**Task statement**
Make a verbatim copy of the entries below; pictures stay out.

**Task material**
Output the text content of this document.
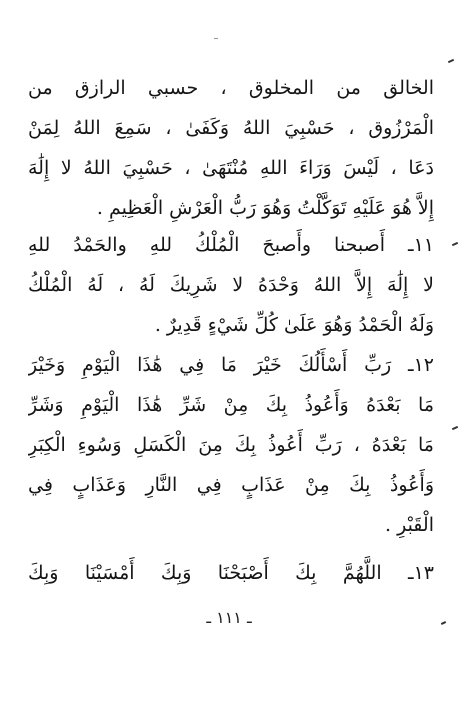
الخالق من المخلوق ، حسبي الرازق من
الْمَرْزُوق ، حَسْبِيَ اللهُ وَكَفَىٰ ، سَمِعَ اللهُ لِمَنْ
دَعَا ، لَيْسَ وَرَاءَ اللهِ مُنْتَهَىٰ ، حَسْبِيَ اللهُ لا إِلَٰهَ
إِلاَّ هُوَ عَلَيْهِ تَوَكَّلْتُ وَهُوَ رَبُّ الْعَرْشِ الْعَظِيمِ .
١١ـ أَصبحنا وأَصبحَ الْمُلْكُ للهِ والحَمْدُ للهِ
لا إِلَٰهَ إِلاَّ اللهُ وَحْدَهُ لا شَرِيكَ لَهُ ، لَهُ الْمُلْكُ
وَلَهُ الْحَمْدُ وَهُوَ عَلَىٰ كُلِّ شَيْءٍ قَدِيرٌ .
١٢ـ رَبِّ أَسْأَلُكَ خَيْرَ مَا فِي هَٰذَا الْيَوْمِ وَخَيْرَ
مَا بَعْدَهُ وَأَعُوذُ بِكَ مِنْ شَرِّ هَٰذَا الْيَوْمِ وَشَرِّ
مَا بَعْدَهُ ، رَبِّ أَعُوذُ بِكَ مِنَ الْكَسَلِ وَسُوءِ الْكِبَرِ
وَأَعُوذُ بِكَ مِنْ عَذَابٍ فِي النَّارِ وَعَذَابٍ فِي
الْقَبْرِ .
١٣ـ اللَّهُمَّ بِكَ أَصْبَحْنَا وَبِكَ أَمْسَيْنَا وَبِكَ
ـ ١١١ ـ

**Response below**
Output the text content of this document.
الخالق من المخلوق ، حسبي الرازق من
الْمَرْزُوق ، حَسْبِيَ اللهُ وَكَفَىٰ ، سَمِعَ اللهُ لِمَنْ
دَعَا ، لَيْسَ وَرَاءَ اللهِ مُنْتَهَىٰ ، حَسْبِيَ اللهُ لا إِلَٰهَ
إِلاَّ هُوَ عَلَيْهِ تَوَكَّلْتُ وَهُوَ رَبُّ الْعَرْشِ الْعَظِيمِ .
١١ـ أَصبحنا وأَصبحَ الْمُلْكُ للهِ والحَمْدُ للهِ
لا إِلَٰهَ إِلاَّ اللهُ وَحْدَهُ لا شَرِيكَ لَهُ ، لَهُ الْمُلْكُ
وَلَهُ الْحَمْدُ وَهُوَ عَلَىٰ كُلِّ شَيْءٍ قَدِيرٌ .
١٢ـ رَبِّ أَسْأَلُكَ خَيْرَ مَا فِي هَٰذَا الْيَوْمِ وَخَيْرَ
مَا بَعْدَهُ وَأَعُوذُ بِكَ مِنْ شَرِّ هَٰذَا الْيَوْمِ وَشَرِّ
مَا بَعْدَهُ ، رَبِّ أَعُوذُ بِكَ مِنَ الْكَسَلِ وَسُوءِ الْكِبَرِ
وَأَعُوذُ بِكَ مِنْ عَذَابٍ فِي النَّارِ وَعَذَابٍ فِي
الْقَبْرِ .
١٣ـ اللَّهُمَّ بِكَ أَصْبَحْنَا وَبِكَ أَمْسَيْنَا وَبِكَ
ـ ١١١ ـ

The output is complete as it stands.